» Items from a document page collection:
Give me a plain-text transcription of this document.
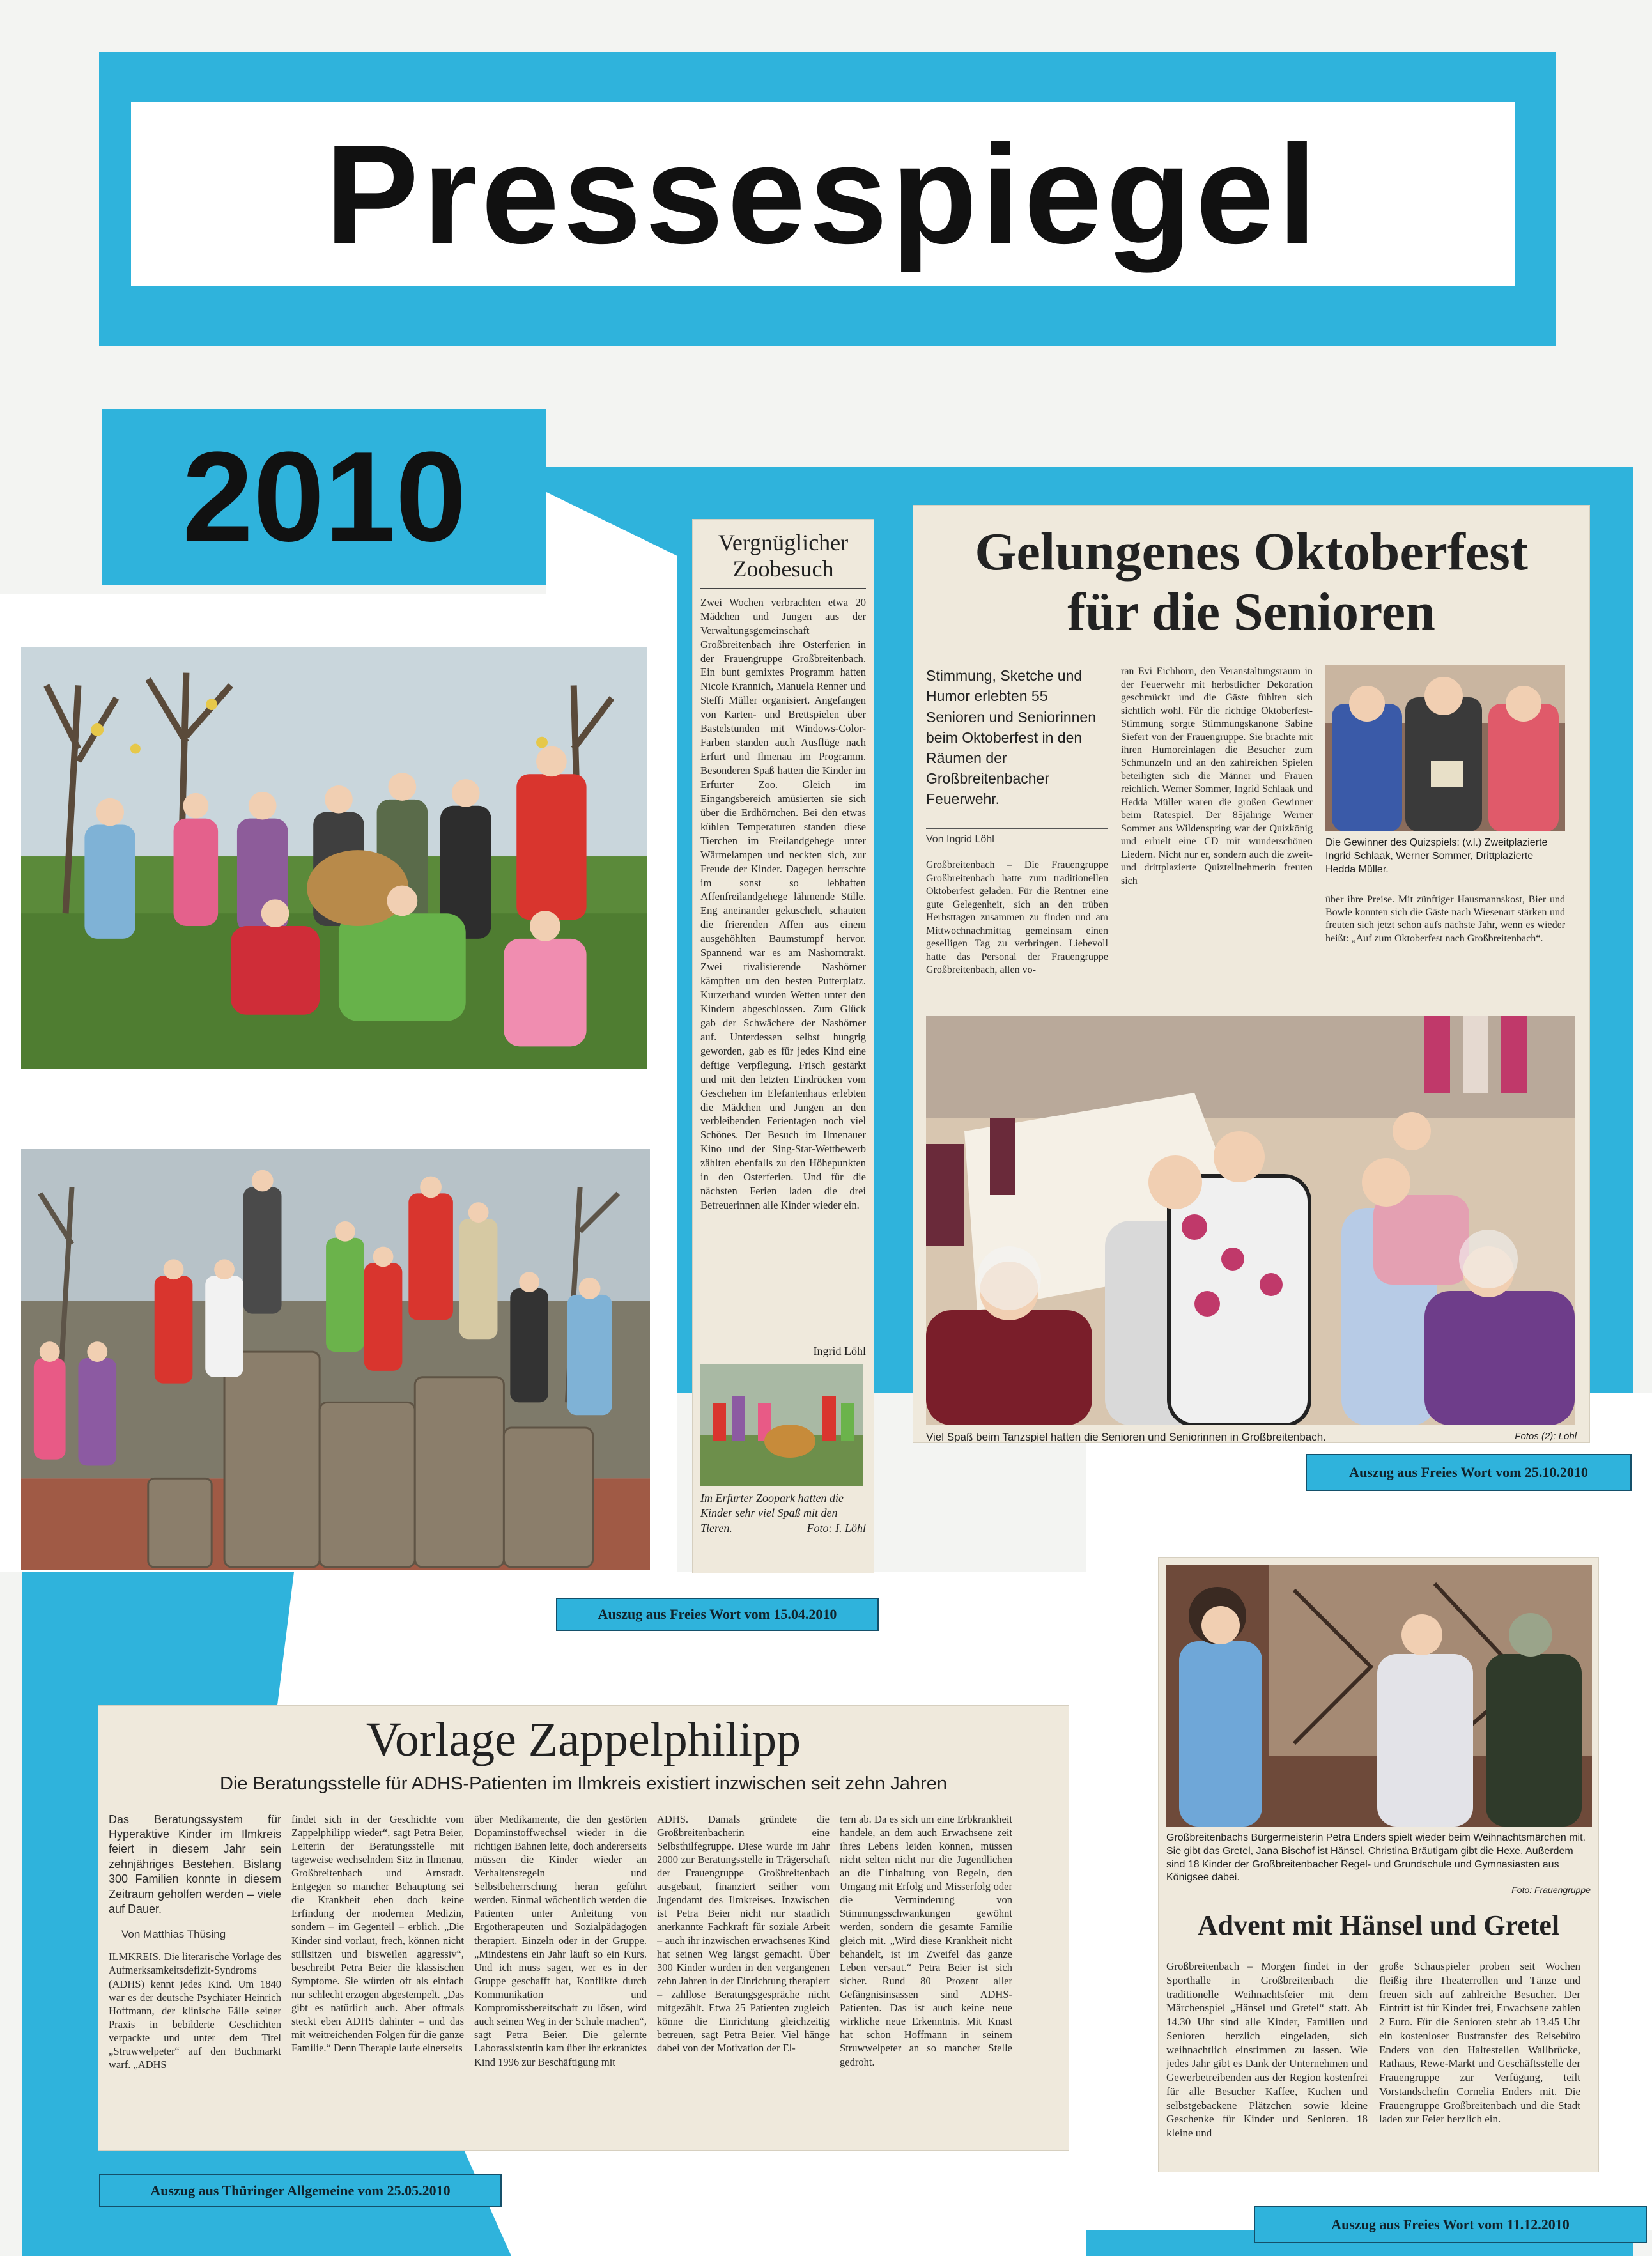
Pressespiegel
2010	Vergnüglicher Zoobesuch
Zwei Wochen verbrachten etwa 20 Mädchen und Jungen aus der Verwaltungsgemeinschaft Großbreitenbach ihre Osterferien in der Frauengruppe Großbreitenbach. Ein bunt gemixtes Programm hatten Nicole Krannich, Manuela Renner und Steffi Müller organisiert. Angefangen von Karten- und Brettspielen über Bastelstunden mit Windows-Color-Farben standen auch Ausflüge nach Erfurt und Ilmenau im Programm. Besonderen Spaß hatten die Kinder im Erfurter Zoo. Gleich im Eingangsbereich amüsierten sie sich über die Erdhörnchen. Bei den etwas kühlen Temperaturen standen diese Tierchen im Freilandgehege unter Wärmelampen und neckten sich, zur Freude der Kinder. Dagegen herrschte im sonst so lebhaften Affenfreilandgehege lähmende Stille. Eng aneinander gekuschelt, schauten die frierenden Affen aus einem ausgehöhlten Baumstumpf hervor. Spannend war es am Nashorntrakt. Zwei rivalisierende Nashörner kämpften um den besten Putterplatz. Kurzerhand wurden Wetten unter den Kindern abgeschlossen. Zum Glück gab der Schwächere der Nashörner auf. Unterdessen selbst hungrig geworden, gab es für jedes Kind eine deftige Verpflegung. Frisch gestärkt und mit den letzten Eindrücken vom Geschehen im Elefantenhaus erlebten die Mädchen und Jungen an den verbleibenden Ferientagen noch viel Schönes. Der Besuch im Ilmenauer Kino und der Sing-Star-Wettbewerb zählten ebenfalls zu den Höhepunkten in den Osterferien. Und für die nächsten Ferien laden die drei Betreuerinnen alle Kinder wieder ein.
Ingrid Löhl
Im Erfurter Zoopark hatten die Kinder sehr viel Spaß mit den Tieren.	Foto: I. Löhl
Auszug aus Freies Wort vom 15.04.2010
Gelungenes Oktoberfest für die Senioren
Stimmung, Sketche und Humor erlebten 55 Senioren und Seniorinnen beim Oktoberfest in den Räumen der Großbreitenbacher Feuerwehr.
Von Ingrid Löhl
Großbreitenbach – Die Frauengruppe Großbreitenbach hatte zum traditionellen Oktoberfest geladen. Für die Rentner eine gute Gelegenheit, sich an den trüben Herbsttagen zusammen zu finden und am Mittwochnachmittag gemeinsam einen geselligen Tag zu verbringen. Liebevoll hatte das Personal der Frauengruppe Großbreitenbach, allen vo-
ran Evi Eichhorn, den Veranstaltungsraum in der Feuerwehr mit herbstlicher Dekoration geschmückt und die Gäste fühlten sich sichtlich wohl. Für die richtige Oktoberfest-Stimmung sorgte Stimmungskanone Sabine Siefert von der Frauengruppe. Sie brachte mit ihren Humoreinlagen die Besucher zum Schmunzeln und an den zahlreichen Spielen beteiligten sich die Männer und Frauen reichlich. Werner Sommer, Ingrid Schlaak und Hedda Müller waren die großen Gewinner beim Ratespiel. Der 85jährige Werner Sommer aus Wildenspring war der Quizkönig und erhielt eine CD mit wunderschönen Liedern. Nicht nur er, sondern auch die zweit- und drittplazierte Quiztellnehmerin freuten sich
Die Gewinner des Quizspiels: (v.l.) Zweitplazierte Ingrid Schlaak, Werner Sommer, Drittplazierte Hedda Müller.
über ihre Preise. Mit zünftiger Hausmannskost, Bier und Bowle konnten sich die Gäste nach Wiesenart stärken und freuten sich jetzt schon aufs nächste Jahr, wenn es wieder heißt: „Auf zum Oktoberfest nach Großbreitenbach“.
Viel Spaß beim Tanzspiel hatten die Senioren und Seniorinnen in Großbreitenbach.	Fotos (2): Löhl
Auszug aus Freies Wort vom 25.10.2010
Vorlage Zappelphilipp
Die Beratungsstelle für ADHS-Patienten im Ilmkreis existiert inzwischen seit zehn Jahren
Das Beratungssystem für Hyperaktive Kinder im Ilmkreis feiert in diesem Jahr sein zehnjähriges Bestehen. Bislang 300 Familien konnte in diesem Zeitraum geholfen werden – viele auf Dauer.
Von Matthias Thüsing
ILMKREIS. Die literarische Vorlage des Aufmerksamkeitsdefizit-Syndroms (ADHS) kennt jedes Kind. Um 1840 war es der deutsche Psychiater Heinrich Hoffmann, der klinische Fälle seiner Praxis in bebilderte Geschichten verpackte und unter dem Titel „Struwwelpeter“ auf den Buchmarkt warf. „ADHS
findet sich in der Geschichte vom Zappelphilipp wieder“, sagt Petra Beier, Leiterin der Beratungsstelle mit tageweise wechselndem Sitz in Ilmenau, Großbreitenbach und Arnstadt. Entgegen so mancher Behauptung sei die Krankheit eben doch keine Erfindung der modernen Medizin, sondern – im Gegenteil – erblich. „Die Kinder sind vorlaut, frech, können nicht stillsitzen und bisweilen aggressiv“, beschreibt Petra Beier die klassischen Symptome. Sie würden oft als einfach nur schlecht erzogen abgestempelt. „Das gibt es natürlich auch. Aber oftmals steckt eben ADHS dahinter – und das mit weitreichenden Folgen für die ganze Familie.“ Denn Therapie laufe einerseits
über Medikamente, die den gestörten Dopaminstoffwechsel wieder in die richtigen Bahnen leite, doch andererseits müssen die Kinder wieder an Verhaltensregeln und Selbstbeherrschung heran geführt werden. Einmal wöchentlich werden die Patienten unter Anleitung von Ergotherapeuten und Sozialpädagogen therapiert. Einzeln oder in der Gruppe. „Mindestens ein Jahr läuft so ein Kurs. Und ich muss sagen, wer es in der Gruppe geschafft hat, Konflikte durch Kommunikation und Kompromissbereitschaft zu lösen, wird auch seinen Weg in der Schule machen“, sagt Petra Beier. Die gelernte Laborassistentin kam über ihr erkranktes Kind 1996 zur Beschäftigung mit
ADHS. Damals gründete die Großbreitenbacherin eine Selbsthilfegruppe. Diese wurde im Jahr 2000 zur Beratungsstelle in Trägerschaft der Frauengruppe Großbreitenbach ausgebaut, finanziert seither vom Jugendamt des Ilmkreises. Inzwischen ist Petra Beier nicht nur staatlich anerkannte Fachkraft für soziale Arbeit – auch ihr inzwischen erwachsenes Kind hat seinen Weg längst gemacht. Über 300 Kinder wurden in den vergangenen zehn Jahren in der Einrichtung therapiert – zahllose Beratungsgespräche nicht mitgezählt. Etwa 25 Patienten zugleich könne die Einrichtung gleichzeitig betreuen, sagt Petra Beier. Viel hänge dabei von der Motivation der El-
tern ab. Da es sich um eine Erbkrankheit handele, an dem auch Erwachsene zeit ihres Lebens leiden können, müssen nicht selten nicht nur die Jugendlichen an die Einhaltung von Regeln, den Umgang mit Erfolg und Misserfolg oder die Verminderung von Stimmungsschwankungen gewöhnt werden, sondern die gesamte Familie gleich mit. „Wird diese Krankheit nicht behandelt, ist im Zweifel das ganze Leben versaut.“ Petra Beier ist sich sicher. Rund 80 Prozent aller Gefängnisinsassen sind ADHS-Patienten. Das ist auch keine neue wirkliche neue Erkenntnis. Mit Knast hat schon Hoffmann in seinem Struwwelpeter an so mancher Stelle gedroht.
Auszug aus Thüringer Allgemeine vom 25.05.2010
Großbreitenbachs Bürgermeisterin Petra Enders spielt wieder beim Weihnachtsmärchen mit. Sie gibt das Gretel, Jana Bischof ist Hänsel, Christina Bräutigam gibt die Hexe. Außerdem sind 18 Kinder der Großbreitenbacher Regel- und Grundschule und Gymnasiasten aus Königsee dabei.
Foto: Frauengruppe
Advent mit Hänsel und Gretel
Großbreitenbach – Morgen findet in der Sporthalle in Großbreitenbach die traditionelle Weihnachtsfeier mit dem Märchenspiel „Hänsel und Gretel“ statt. Ab 14.30 Uhr sind alle Kinder, Familien und Senioren herzlich eingeladen, sich weihnachtlich einstimmen zu lassen. Wie jedes Jahr gibt es Dank der Unternehmen und Gewerbetreibenden aus der Region kostenfrei für alle Besucher Kaffee, Kuchen und selbstgebackene Plätzchen sowie kleine Geschenke für Kinder und Senioren. 18 kleine und
große Schauspieler proben seit Wochen fleißig ihre Theaterrollen und Tänze und freuen sich auf zahlreiche Besucher. Der Eintritt ist für Kinder frei, Erwachsene zahlen 2 Euro. Für die Senioren steht ab 13.45 Uhr ein kostenloser Bustransfer des Reisebüro Enders von den Haltestellen Wallbrücke, Rathaus, Rewe-Markt und Geschäftsstelle der Frauengruppe zur Verfügung, teilt Vorstandschefin Cornelia Enders mit. Die Frauengruppe Großbreitenbach und die Stadt laden zur Feier herzlich ein.
Auszug aus Freies Wort vom 11.12.2010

» Description of the task: Every line from the data above that contains "Enders" must appear in the answer.

» Result of this task:
Großbreitenbachs Bürgermeisterin Petra Enders spielt wieder beim Weihnachtsmärchen mit. Sie gibt das Gretel, Jana Bischof ist Hänsel, Christina Bräutigam gibt die Hexe. Außerdem sind 18 Kinder der Großbreitenbacher Regel- und Grundschule und Gymnasiasten aus Königsee dabei.
große Schauspieler proben seit Wochen fleißig ihre Theaterrollen und Tänze und freuen sich auf zahlreiche Besucher. Der Eintritt ist für Kinder frei, Erwachsene zahlen 2 Euro. Für die Senioren steht ab 13.45 Uhr ein kostenloser Bustransfer des Reisebüro Enders von den Haltestellen Wallbrücke, Rathaus, Rewe-Markt und Geschäftsstelle der Frauengruppe zur Verfügung, teilt Vorstandschefin Cornelia Enders mit. Die Frauengruppe Großbreitenbach und die Stadt laden zur Feier herzlich ein.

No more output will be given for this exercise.